SUPPLIED DATA —
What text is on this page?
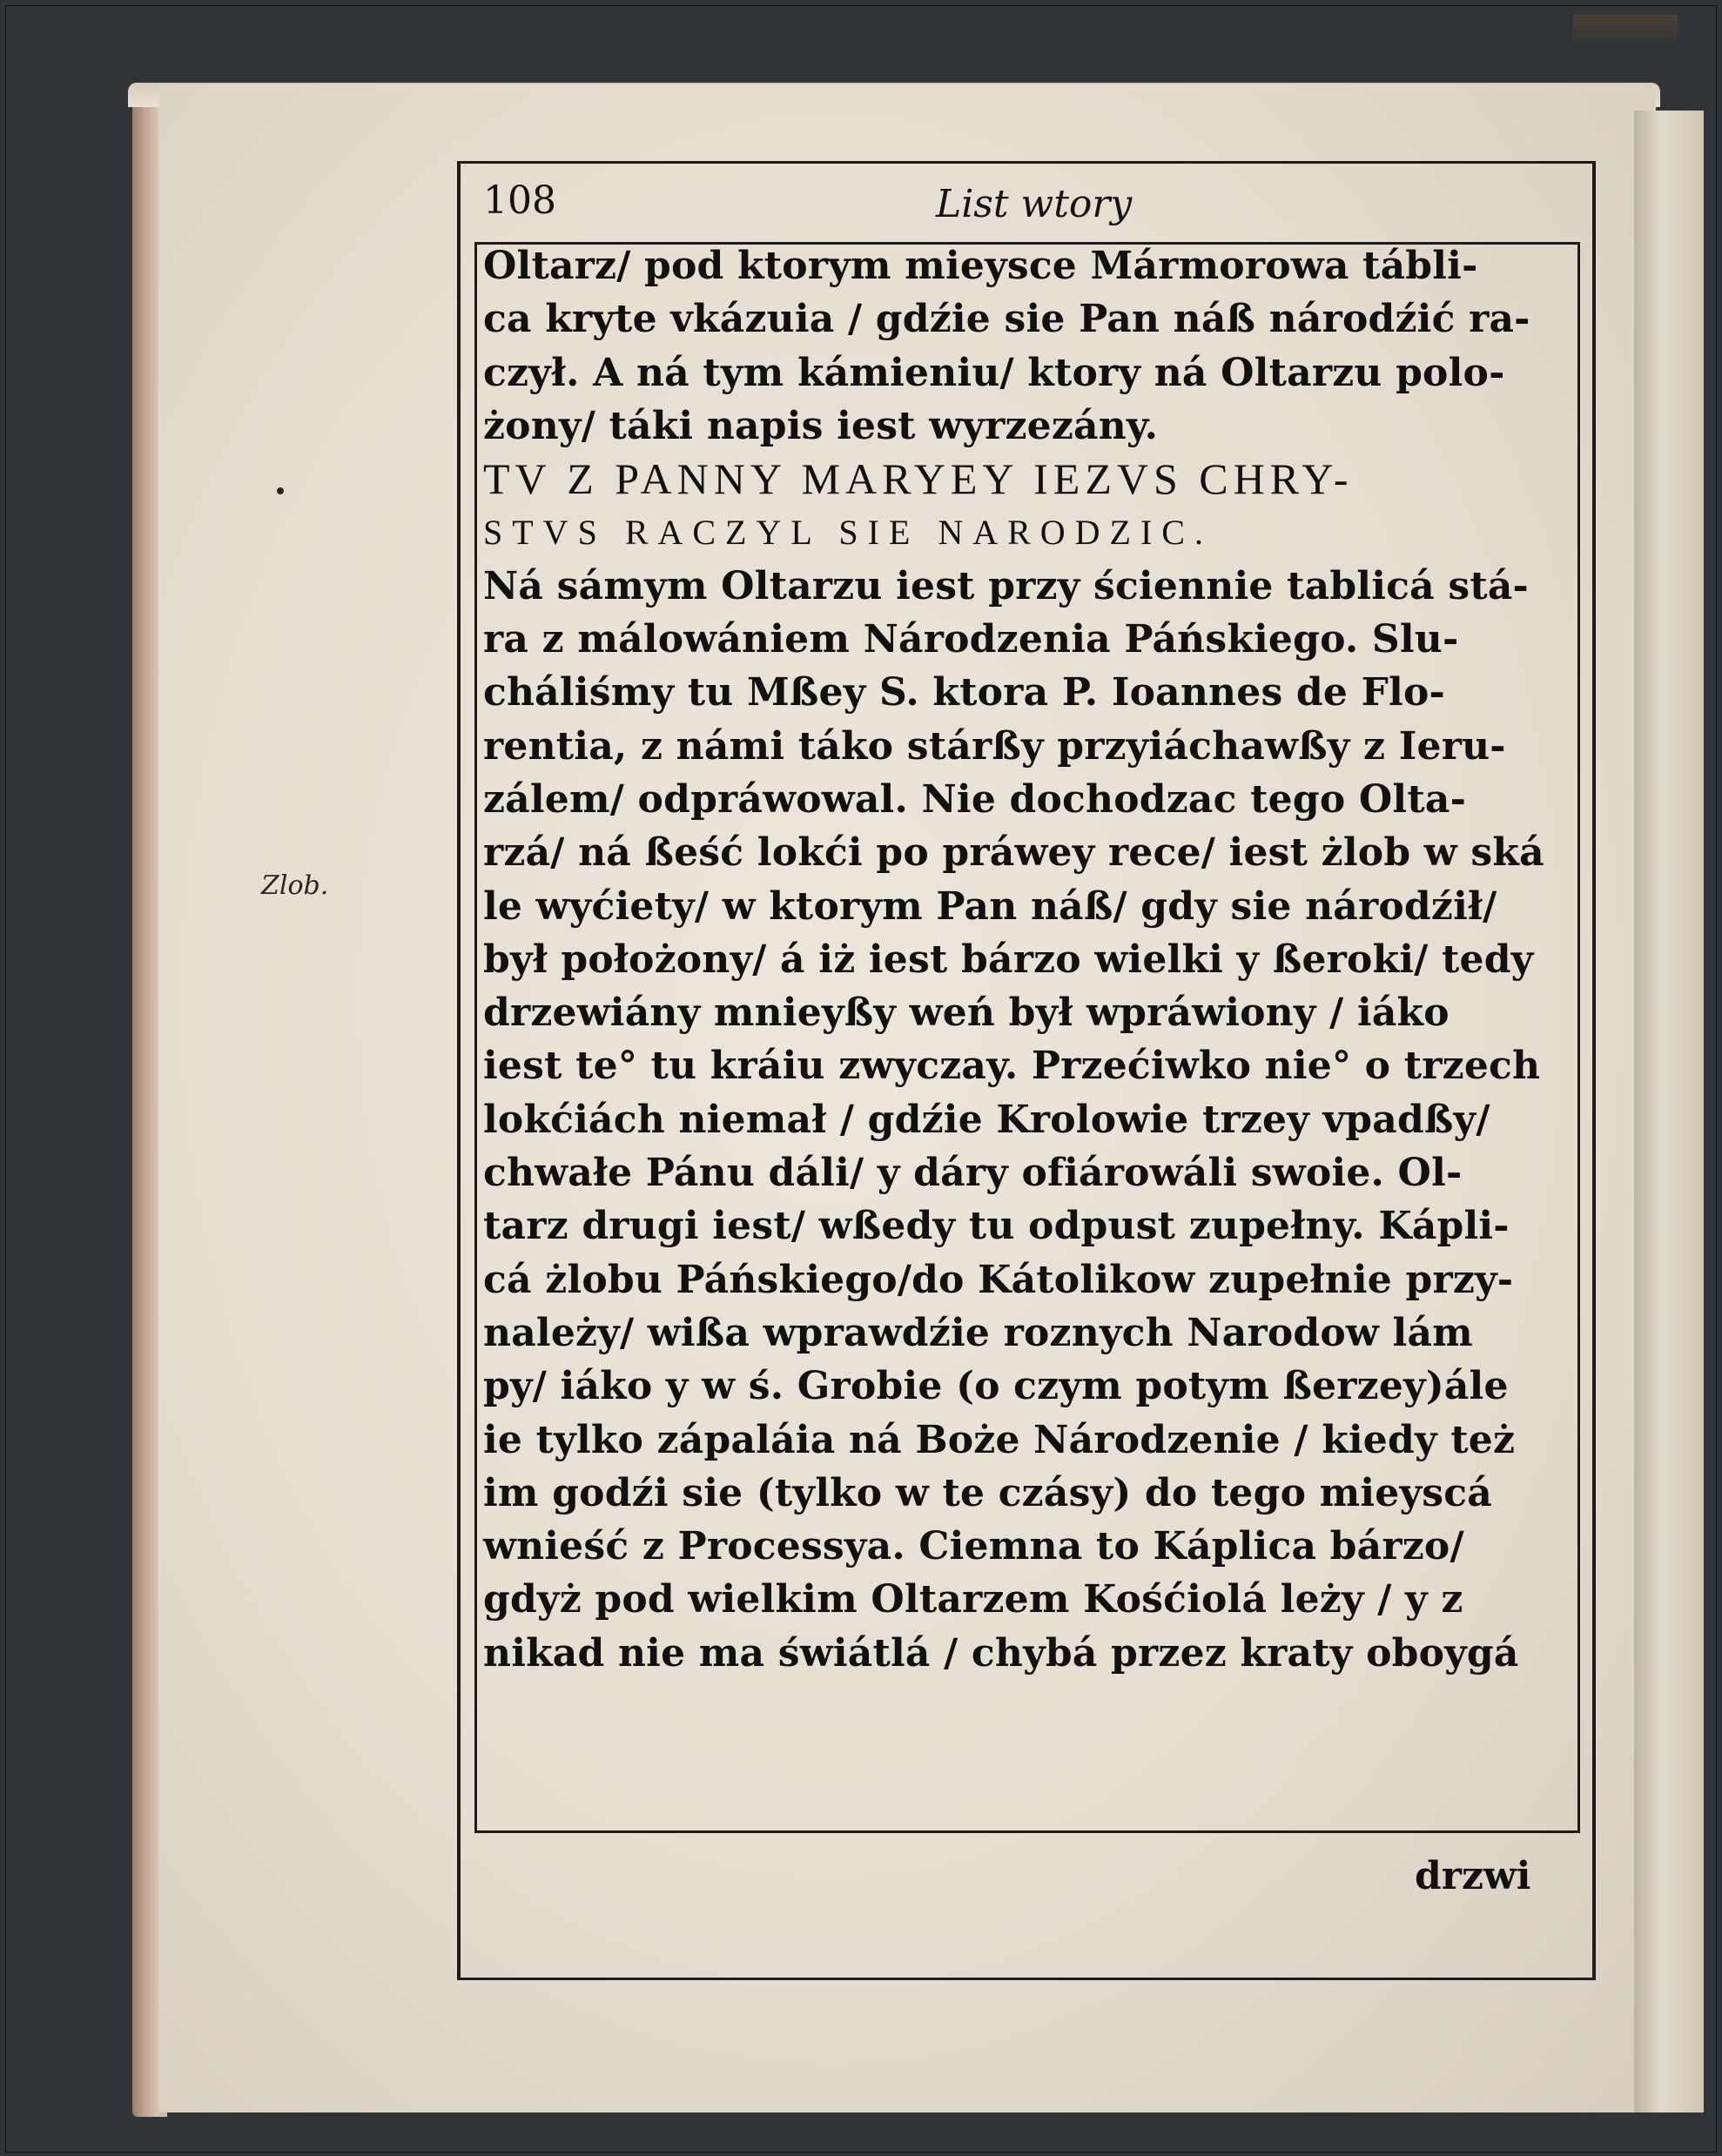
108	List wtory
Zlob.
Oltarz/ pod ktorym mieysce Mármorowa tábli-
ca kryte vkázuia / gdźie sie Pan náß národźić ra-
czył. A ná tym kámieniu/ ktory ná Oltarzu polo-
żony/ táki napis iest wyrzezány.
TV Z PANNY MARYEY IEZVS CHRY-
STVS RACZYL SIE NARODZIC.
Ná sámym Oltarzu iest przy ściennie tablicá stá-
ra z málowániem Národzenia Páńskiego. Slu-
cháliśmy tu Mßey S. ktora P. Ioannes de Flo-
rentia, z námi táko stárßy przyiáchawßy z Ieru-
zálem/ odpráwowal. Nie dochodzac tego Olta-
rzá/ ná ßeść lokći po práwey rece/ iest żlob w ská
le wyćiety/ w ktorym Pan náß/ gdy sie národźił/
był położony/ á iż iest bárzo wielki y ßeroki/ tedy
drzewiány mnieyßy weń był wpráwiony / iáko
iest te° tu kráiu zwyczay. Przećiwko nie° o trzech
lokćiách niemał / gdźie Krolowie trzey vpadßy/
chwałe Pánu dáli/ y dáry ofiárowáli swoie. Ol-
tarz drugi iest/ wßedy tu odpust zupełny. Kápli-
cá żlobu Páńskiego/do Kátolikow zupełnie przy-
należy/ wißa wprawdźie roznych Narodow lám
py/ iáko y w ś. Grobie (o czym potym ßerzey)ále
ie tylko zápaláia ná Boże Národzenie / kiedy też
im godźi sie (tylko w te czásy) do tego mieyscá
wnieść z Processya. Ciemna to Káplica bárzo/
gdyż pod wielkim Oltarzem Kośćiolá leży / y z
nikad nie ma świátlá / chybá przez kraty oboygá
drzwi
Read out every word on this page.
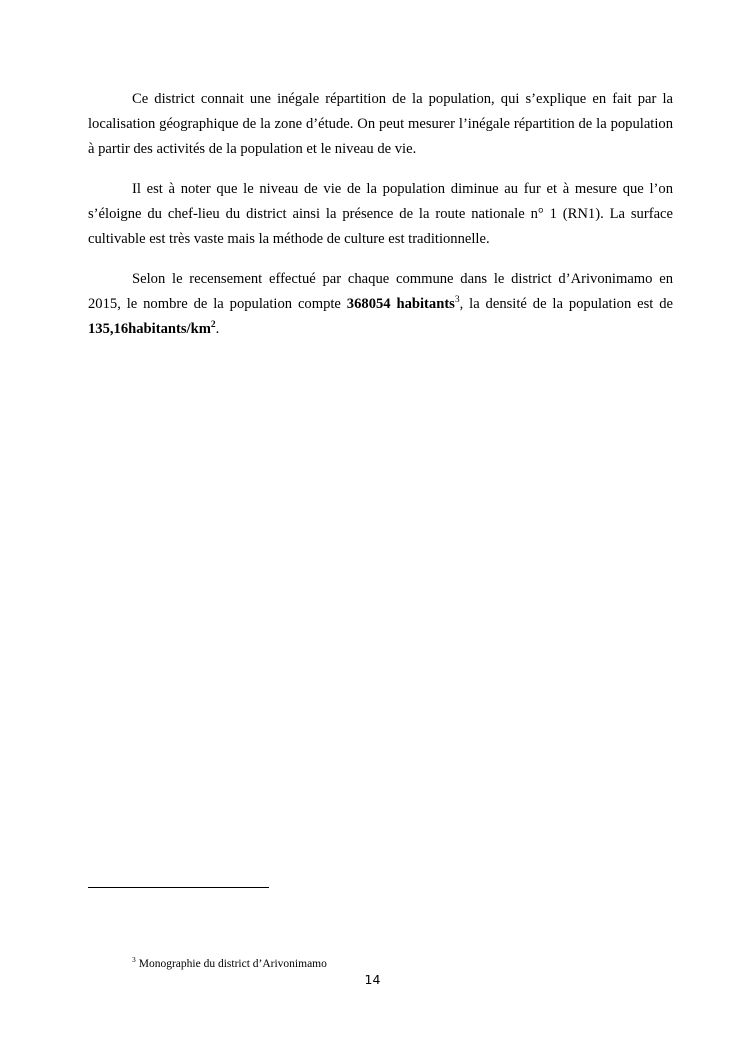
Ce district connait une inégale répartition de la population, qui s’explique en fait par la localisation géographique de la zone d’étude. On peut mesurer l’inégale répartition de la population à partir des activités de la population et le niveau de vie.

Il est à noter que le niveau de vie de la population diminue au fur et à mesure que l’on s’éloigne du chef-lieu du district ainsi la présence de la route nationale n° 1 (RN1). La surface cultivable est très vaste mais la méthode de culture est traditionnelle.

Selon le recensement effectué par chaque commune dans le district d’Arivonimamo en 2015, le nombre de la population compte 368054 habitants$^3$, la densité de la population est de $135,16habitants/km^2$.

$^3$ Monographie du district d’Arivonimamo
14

THE PROBLEM — List all lines above in which the string "Oltarzu" appears.

OUTPUT OF THE TASK —
czył. A ná tym kámieniu/ ktory ná Oltarzu polo-
Ná sámym Oltarzu iest przy ściennie tablicá stá-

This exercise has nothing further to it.